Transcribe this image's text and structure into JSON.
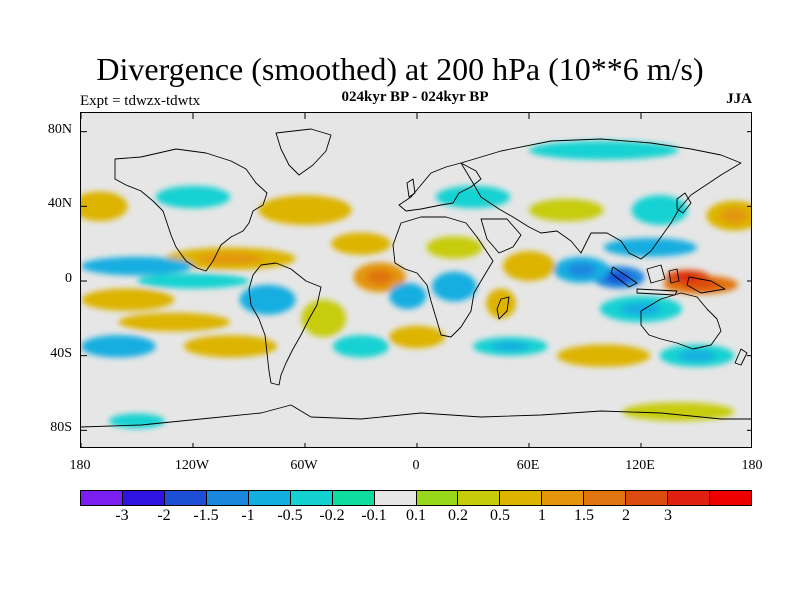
{
  "header": {
    "title": "Divergence (smoothed) at 200 hPa (10**6 m/s)",
    "subtitle": "024kyr BP - 024kyr BP",
    "experiment": "Expt = tdwzx-tdwtx",
    "season": "JJA"
  },
  "map": {
    "projection": "equirectangular",
    "lon_range": [
      -180,
      180
    ],
    "lat_range": [
      -90,
      90
    ],
    "background_color": "#e6e6e6",
    "coastline_color": "#000000",
    "lat_ticks": [
      {
        "lat": 80,
        "label": "80N"
      },
      {
        "lat": 40,
        "label": "40N"
      },
      {
        "lat": 0,
        "label": "0"
      },
      {
        "lat": -40,
        "label": "40S"
      },
      {
        "lat": -80,
        "label": "80S"
      }
    ],
    "lon_ticks": [
      {
        "lon": -180,
        "label": "180"
      },
      {
        "lon": -120,
        "label": "120W"
      },
      {
        "lon": -60,
        "label": "60W"
      },
      {
        "lon": 0,
        "label": "0"
      },
      {
        "lon": 60,
        "label": "60E"
      },
      {
        "lon": 120,
        "label": "120E"
      },
      {
        "lon": 180,
        "label": "180"
      }
    ]
  },
  "colorbar": {
    "colors": [
      "#7a1ff0",
      "#2f14e0",
      "#1c4fd6",
      "#1a86de",
      "#12aee0",
      "#14d2d2",
      "#10dca0",
      "#e6e6e6",
      "#98d81a",
      "#c7cc0a",
      "#ddb400",
      "#e3960c",
      "#e0740e",
      "#dc4c10",
      "#e02010",
      "#ee0000"
    ],
    "labels": [
      "-3",
      "-2",
      "-1.5",
      "-1",
      "-0.5",
      "-0.2",
      "-0.1",
      "0.1",
      "0.2",
      "0.5",
      "1",
      "1.5",
      "2",
      "3"
    ]
  },
  "chart_data": {
    "type": "heatmap",
    "title": "Divergence (smoothed) at 200 hPa (10**6 m/s)",
    "subtitle": "024kyr BP - 024kyr BP",
    "levels": [
      -3,
      -2,
      -1.5,
      -1,
      -0.5,
      -0.2,
      -0.1,
      0.1,
      0.2,
      0.5,
      1,
      1.5,
      2,
      3
    ],
    "xlim": [
      -180,
      180
    ],
    "ylim": [
      -90,
      90
    ],
    "features": [
      {
        "lon": 152,
        "lat": -2,
        "rlon": 20,
        "rlat": 5,
        "value": 1.6
      },
      {
        "lon": 145,
        "lat": 2,
        "rlon": 12,
        "rlat": 4,
        "value": 2.2
      },
      {
        "lon": 108,
        "lat": 2,
        "rlon": 14,
        "rlat": 6,
        "value": -1.4
      },
      {
        "lon": 88,
        "lat": 6,
        "rlon": 15,
        "rlat": 7,
        "value": -0.8
      },
      {
        "lon": 125,
        "lat": 18,
        "rlon": 25,
        "rlat": 5,
        "value": -0.6
      },
      {
        "lon": 120,
        "lat": -15,
        "rlon": 22,
        "rlat": 7,
        "value": -0.5
      },
      {
        "lon": 60,
        "lat": 8,
        "rlon": 14,
        "rlat": 8,
        "value": 0.6
      },
      {
        "lon": 45,
        "lat": -12,
        "rlon": 8,
        "rlat": 8,
        "value": 0.5
      },
      {
        "lon": 20,
        "lat": -3,
        "rlon": 12,
        "rlat": 8,
        "value": -0.6
      },
      {
        "lon": 20,
        "lat": 18,
        "rlon": 15,
        "rlat": 6,
        "value": 0.4
      },
      {
        "lon": -20,
        "lat": 2,
        "rlon": 14,
        "rlat": 8,
        "value": 1.3
      },
      {
        "lon": -5,
        "lat": -8,
        "rlon": 10,
        "rlat": 7,
        "value": -0.6
      },
      {
        "lon": -30,
        "lat": 20,
        "rlon": 16,
        "rlat": 6,
        "value": 0.5
      },
      {
        "lon": -100,
        "lat": 12,
        "rlon": 35,
        "rlat": 6,
        "value": 0.9
      },
      {
        "lon": -150,
        "lat": 8,
        "rlon": 30,
        "rlat": 5,
        "value": -0.6
      },
      {
        "lon": -120,
        "lat": 0,
        "rlon": 30,
        "rlat": 4,
        "value": -0.4
      },
      {
        "lon": -80,
        "lat": -10,
        "rlon": 15,
        "rlat": 8,
        "value": -0.6
      },
      {
        "lon": -155,
        "lat": -10,
        "rlon": 25,
        "rlat": 6,
        "value": 0.5
      },
      {
        "lon": -130,
        "lat": -22,
        "rlon": 30,
        "rlat": 5,
        "value": 0.6
      },
      {
        "lon": -160,
        "lat": -35,
        "rlon": 20,
        "rlat": 6,
        "value": -0.6
      },
      {
        "lon": -100,
        "lat": -35,
        "rlon": 25,
        "rlat": 6,
        "value": 0.5
      },
      {
        "lon": -50,
        "lat": -20,
        "rlon": 12,
        "rlat": 10,
        "value": 0.4
      },
      {
        "lon": -30,
        "lat": -35,
        "rlon": 15,
        "rlat": 6,
        "value": -0.4
      },
      {
        "lon": 0,
        "lat": -30,
        "rlon": 15,
        "rlat": 6,
        "value": 0.5
      },
      {
        "lon": 50,
        "lat": -35,
        "rlon": 20,
        "rlat": 5,
        "value": -0.5
      },
      {
        "lon": 100,
        "lat": -40,
        "rlon": 25,
        "rlat": 6,
        "value": 0.5
      },
      {
        "lon": 150,
        "lat": -40,
        "rlon": 20,
        "rlat": 6,
        "value": -0.5
      },
      {
        "lon": 170,
        "lat": 35,
        "rlon": 15,
        "rlat": 8,
        "value": 0.9
      },
      {
        "lon": 130,
        "lat": 38,
        "rlon": 15,
        "rlat": 8,
        "value": -0.4
      },
      {
        "lon": 80,
        "lat": 38,
        "rlon": 20,
        "rlat": 6,
        "value": 0.4
      },
      {
        "lon": 30,
        "lat": 45,
        "rlon": 20,
        "rlat": 6,
        "value": -0.4
      },
      {
        "lon": -60,
        "lat": 38,
        "rlon": 25,
        "rlat": 8,
        "value": 0.5
      },
      {
        "lon": -120,
        "lat": 45,
        "rlon": 20,
        "rlat": 6,
        "value": -0.4
      },
      {
        "lon": -170,
        "lat": 40,
        "rlon": 15,
        "rlat": 8,
        "value": 0.5
      },
      {
        "lon": 100,
        "lat": 70,
        "rlon": 40,
        "rlat": 5,
        "value": -0.3
      },
      {
        "lon": 140,
        "lat": -70,
        "rlon": 30,
        "rlat": 5,
        "value": 0.4
      },
      {
        "lon": -150,
        "lat": -75,
        "rlon": 15,
        "rlat": 4,
        "value": -0.3
      }
    ]
  }
}
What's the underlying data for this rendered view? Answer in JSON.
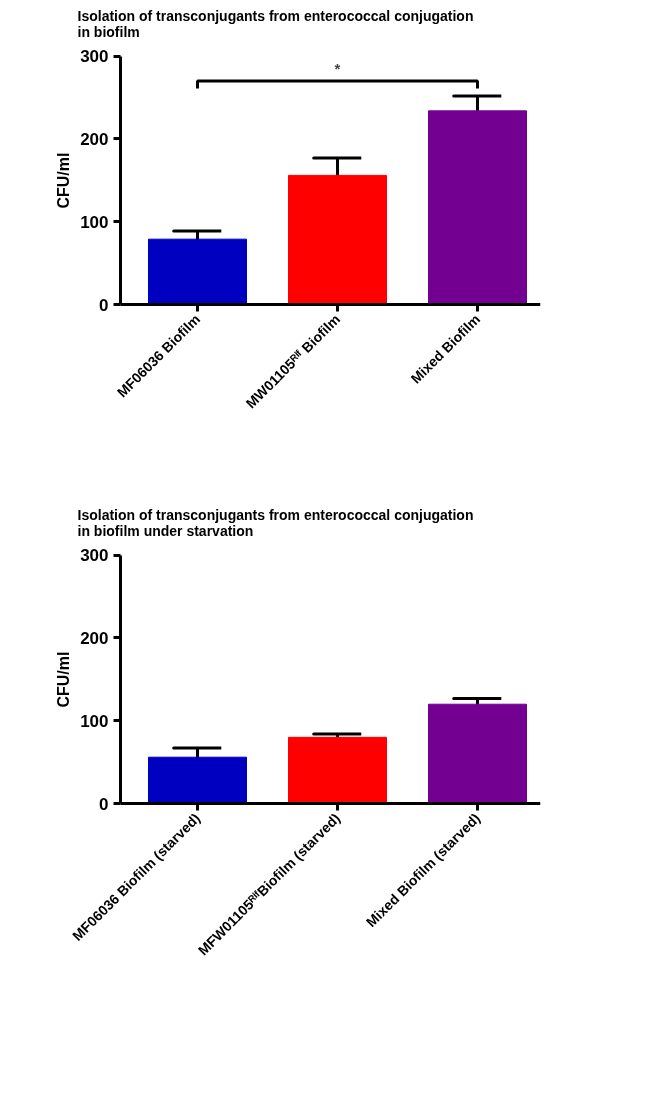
{
  "chart_data": [
    {
      "type": "bar",
      "title": "Isolation of transconjugants from enterococcal conjugation in biofilm",
      "ylabel": "CFU/ml",
      "categories": [
        "MF06036 Biofilm",
        "MW01105ᴿⁱᶠ Biofilm",
        "Mixed Biofilm"
      ],
      "values": [
        79,
        156,
        234
      ],
      "errors": [
        10,
        21,
        18
      ],
      "colors": [
        "#0000c0",
        "#ff0000",
        "#730090"
      ],
      "ylim": [
        0,
        300
      ],
      "yticks": [
        0,
        100,
        200,
        300
      ],
      "grid": false,
      "annotations": [
        "*"
      ]
    },
    {
      "type": "bar",
      "title": "Isolation of transconjugants from enterococcal conjugation in biofilm under starvation",
      "ylabel": "CFU/ml",
      "categories": [
        "MF06036 Biofilm (starved)",
        "MFW01105ᴿⁱᶠBiofilm (starved)",
        "Mixed Biofilm (starved)"
      ],
      "values": [
        56,
        80,
        120
      ],
      "errors": [
        11,
        4,
        7
      ],
      "colors": [
        "#0000c0",
        "#ff0000",
        "#730090"
      ],
      "ylim": [
        0,
        300
      ],
      "yticks": [
        0,
        100,
        200,
        300
      ],
      "grid": false
    }
  ]
}
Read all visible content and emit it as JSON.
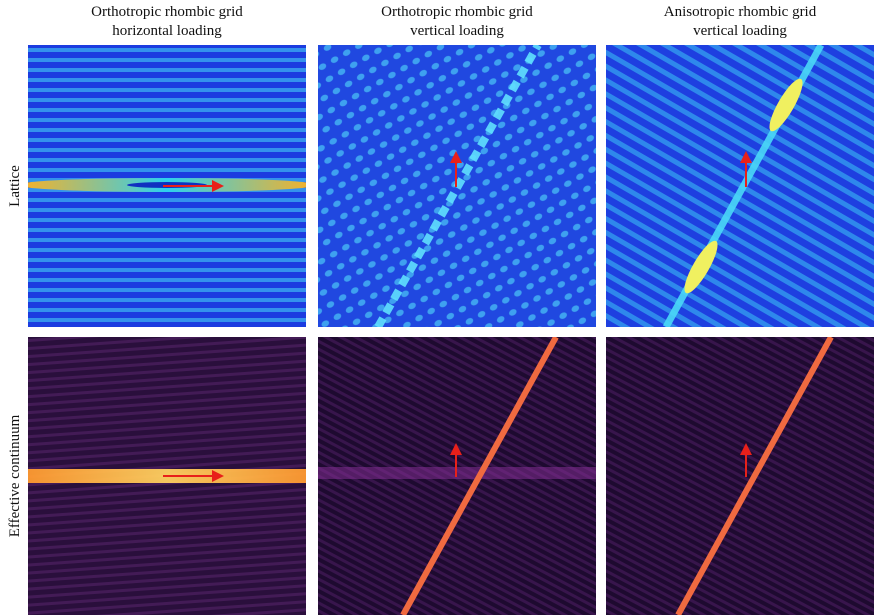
{
  "columns": [
    {
      "title": [
        "Orthotropic rhombic grid",
        "horizontal loading"
      ]
    },
    {
      "title": [
        "Orthotropic rhombic grid",
        "vertical loading"
      ]
    },
    {
      "title": [
        "Anisotropic rhombic grid",
        "vertical loading"
      ]
    }
  ],
  "rows": [
    {
      "label": "Lattice"
    },
    {
      "label": "Effective continuum"
    }
  ]
}
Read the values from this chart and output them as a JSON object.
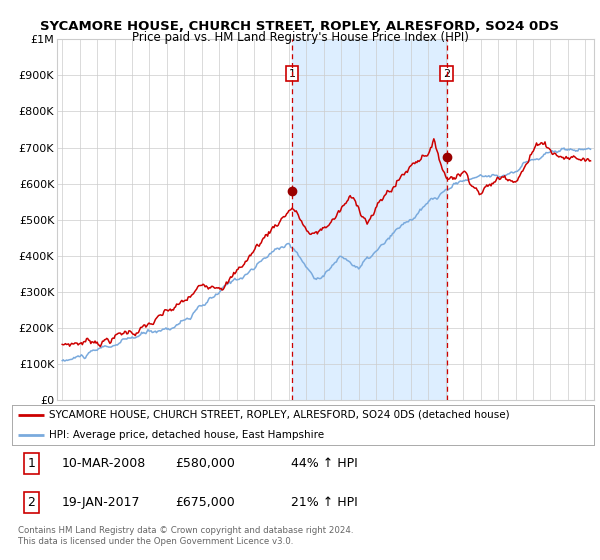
{
  "title": "SYCAMORE HOUSE, CHURCH STREET, ROPLEY, ALRESFORD, SO24 0DS",
  "subtitle": "Price paid vs. HM Land Registry's House Price Index (HPI)",
  "title_fontsize": 9.5,
  "subtitle_fontsize": 8.5,
  "bg_color": "#ffffff",
  "plot_bg_color": "#ffffff",
  "grid_color": "#cccccc",
  "highlight_bg": "#ddeeff",
  "red_line_color": "#cc0000",
  "blue_line_color": "#7aaadd",
  "sale1_date": 2008.19,
  "sale1_price": 580000,
  "sale2_date": 2017.05,
  "sale2_price": 675000,
  "ylabel_ticks": [
    0,
    100000,
    200000,
    300000,
    400000,
    500000,
    600000,
    700000,
    800000,
    900000,
    1000000
  ],
  "ylabel_labels": [
    "£0",
    "£100K",
    "£200K",
    "£300K",
    "£400K",
    "£500K",
    "£600K",
    "£700K",
    "£800K",
    "£900K",
    "£1M"
  ],
  "xmin": 1994.7,
  "xmax": 2025.5,
  "ymin": 0,
  "ymax": 1000000,
  "legend_line1": "SYCAMORE HOUSE, CHURCH STREET, ROPLEY, ALRESFORD, SO24 0DS (detached house)",
  "legend_line2": "HPI: Average price, detached house, East Hampshire",
  "table_row1": [
    "1",
    "10-MAR-2008",
    "£580,000",
    "44% ↑ HPI"
  ],
  "table_row2": [
    "2",
    "19-JAN-2017",
    "£675,000",
    "21% ↑ HPI"
  ],
  "footer1": "Contains HM Land Registry data © Crown copyright and database right 2024.",
  "footer2": "This data is licensed under the Open Government Licence v3.0."
}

+ + + + +

### Problem
Which lines in the records above contain the string "starved"? Copy each one.

### Output
        "MF06036 Biofilm (starved)",
        "MFW01105ᴿⁱᶠBiofilm (starved)",
        "Mixed Biofilm (starved)"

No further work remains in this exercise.